• TASK TO COMPLETE: Lay out the items as a numbered list, starting with the first line and going on through the line containing "data-point — [515, 281, 525, 291]", and skip any blank lines.

## Start

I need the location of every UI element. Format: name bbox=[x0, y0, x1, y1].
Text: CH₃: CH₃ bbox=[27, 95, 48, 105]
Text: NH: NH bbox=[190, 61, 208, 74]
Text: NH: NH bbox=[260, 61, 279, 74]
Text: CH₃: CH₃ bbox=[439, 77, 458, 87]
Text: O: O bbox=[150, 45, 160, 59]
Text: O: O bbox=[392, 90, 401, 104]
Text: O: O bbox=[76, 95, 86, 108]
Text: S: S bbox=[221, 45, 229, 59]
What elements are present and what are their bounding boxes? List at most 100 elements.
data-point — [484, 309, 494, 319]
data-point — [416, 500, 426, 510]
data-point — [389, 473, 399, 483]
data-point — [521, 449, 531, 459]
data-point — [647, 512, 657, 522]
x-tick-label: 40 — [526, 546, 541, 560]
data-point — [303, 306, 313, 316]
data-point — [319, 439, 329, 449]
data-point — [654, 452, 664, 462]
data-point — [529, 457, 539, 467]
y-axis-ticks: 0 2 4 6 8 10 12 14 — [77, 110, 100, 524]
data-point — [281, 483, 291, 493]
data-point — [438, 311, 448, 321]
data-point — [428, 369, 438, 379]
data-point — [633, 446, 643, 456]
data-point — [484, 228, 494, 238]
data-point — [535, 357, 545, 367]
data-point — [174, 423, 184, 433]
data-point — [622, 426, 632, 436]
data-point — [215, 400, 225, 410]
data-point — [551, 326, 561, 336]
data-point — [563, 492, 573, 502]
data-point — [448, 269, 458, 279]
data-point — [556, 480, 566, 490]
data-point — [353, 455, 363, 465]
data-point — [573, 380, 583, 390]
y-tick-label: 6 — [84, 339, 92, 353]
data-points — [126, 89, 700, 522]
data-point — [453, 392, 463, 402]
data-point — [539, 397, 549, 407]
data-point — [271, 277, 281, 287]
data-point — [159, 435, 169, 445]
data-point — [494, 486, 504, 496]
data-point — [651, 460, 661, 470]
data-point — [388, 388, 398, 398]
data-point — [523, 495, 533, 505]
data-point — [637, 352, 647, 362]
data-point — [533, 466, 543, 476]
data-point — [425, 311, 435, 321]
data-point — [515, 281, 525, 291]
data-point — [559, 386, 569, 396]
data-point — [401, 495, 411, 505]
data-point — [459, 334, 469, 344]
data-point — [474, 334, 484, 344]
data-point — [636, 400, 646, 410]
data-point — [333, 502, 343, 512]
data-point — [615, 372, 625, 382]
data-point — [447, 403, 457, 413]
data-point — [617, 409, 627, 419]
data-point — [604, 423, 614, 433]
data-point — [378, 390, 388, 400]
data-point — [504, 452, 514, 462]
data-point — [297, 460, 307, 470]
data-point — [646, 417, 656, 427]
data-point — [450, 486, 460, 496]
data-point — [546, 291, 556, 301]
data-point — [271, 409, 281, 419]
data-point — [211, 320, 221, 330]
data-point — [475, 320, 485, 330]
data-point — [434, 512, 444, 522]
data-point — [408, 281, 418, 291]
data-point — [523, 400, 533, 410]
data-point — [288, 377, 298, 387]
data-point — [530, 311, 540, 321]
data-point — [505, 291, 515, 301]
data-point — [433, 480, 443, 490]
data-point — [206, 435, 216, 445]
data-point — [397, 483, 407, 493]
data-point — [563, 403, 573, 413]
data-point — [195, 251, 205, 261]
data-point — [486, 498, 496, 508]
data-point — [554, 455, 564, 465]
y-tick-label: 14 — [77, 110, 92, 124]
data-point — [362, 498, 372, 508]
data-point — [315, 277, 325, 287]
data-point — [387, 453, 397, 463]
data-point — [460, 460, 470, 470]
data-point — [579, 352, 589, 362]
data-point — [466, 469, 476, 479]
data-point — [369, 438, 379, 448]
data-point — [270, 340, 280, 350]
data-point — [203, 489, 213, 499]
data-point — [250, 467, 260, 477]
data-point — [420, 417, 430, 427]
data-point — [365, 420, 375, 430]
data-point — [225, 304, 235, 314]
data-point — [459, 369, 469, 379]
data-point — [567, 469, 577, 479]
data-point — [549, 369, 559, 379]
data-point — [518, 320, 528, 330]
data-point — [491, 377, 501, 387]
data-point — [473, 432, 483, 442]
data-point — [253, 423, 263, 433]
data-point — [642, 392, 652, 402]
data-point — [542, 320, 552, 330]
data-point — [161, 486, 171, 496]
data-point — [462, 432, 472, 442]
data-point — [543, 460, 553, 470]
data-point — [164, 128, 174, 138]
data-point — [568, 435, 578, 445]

## End

• REPLY:
1. I need the location of every UI element. Format: name bbox=[x0, y0, x1, y1].
2. Text: CH₃: CH₃ bbox=[27, 95, 48, 105]
3. Text: NH: NH bbox=[190, 61, 208, 74]
4. Text: NH: NH bbox=[260, 61, 279, 74]
5. Text: CH₃: CH₃ bbox=[439, 77, 458, 87]
6. Text: O: O bbox=[150, 45, 160, 59]
7. Text: O: O bbox=[392, 90, 401, 104]
8. Text: O: O bbox=[76, 95, 86, 108]
9. Text: S: S bbox=[221, 45, 229, 59]
10. What elements are present and what are their bounding boxes? List at most 100 elements.
11. data-point — [484, 309, 494, 319]
12. data-point — [416, 500, 426, 510]
13. data-point — [389, 473, 399, 483]
14. data-point — [521, 449, 531, 459]
15. data-point — [647, 512, 657, 522]
16. x-tick-label: 40 — [526, 546, 541, 560]
17. data-point — [303, 306, 313, 316]
18. data-point — [319, 439, 329, 449]
19. data-point — [654, 452, 664, 462]
20. data-point — [529, 457, 539, 467]
21. y-axis-ticks: 0 2 4 6 8 10 12 14 — [77, 110, 100, 524]
22. data-point — [281, 483, 291, 493]
23. data-point — [438, 311, 448, 321]
24. data-point — [428, 369, 438, 379]
25. data-point — [633, 446, 643, 456]
26. data-point — [484, 228, 494, 238]
27. data-point — [535, 357, 545, 367]
28. data-point — [174, 423, 184, 433]
29. data-point — [622, 426, 632, 436]
30. data-point — [215, 400, 225, 410]
31. data-point — [551, 326, 561, 336]
32. data-point — [563, 492, 573, 502]
33. data-point — [448, 269, 458, 279]
34. data-point — [556, 480, 566, 490]
35. data-point — [353, 455, 363, 465]
36. data-point — [573, 380, 583, 390]
37. y-tick-label: 6 — [84, 339, 92, 353]
38. data-points — [126, 89, 700, 522]
39. data-point — [453, 392, 463, 402]
40. data-point — [539, 397, 549, 407]
41. data-point — [271, 277, 281, 287]
42. data-point — [159, 435, 169, 445]
43. data-point — [494, 486, 504, 496]
44. data-point — [651, 460, 661, 470]
45. data-point — [388, 388, 398, 398]
46. data-point — [523, 495, 533, 505]
47. data-point — [637, 352, 647, 362]
48. data-point — [533, 466, 543, 476]
49. data-point — [425, 311, 435, 321]
50. data-point — [515, 281, 525, 291]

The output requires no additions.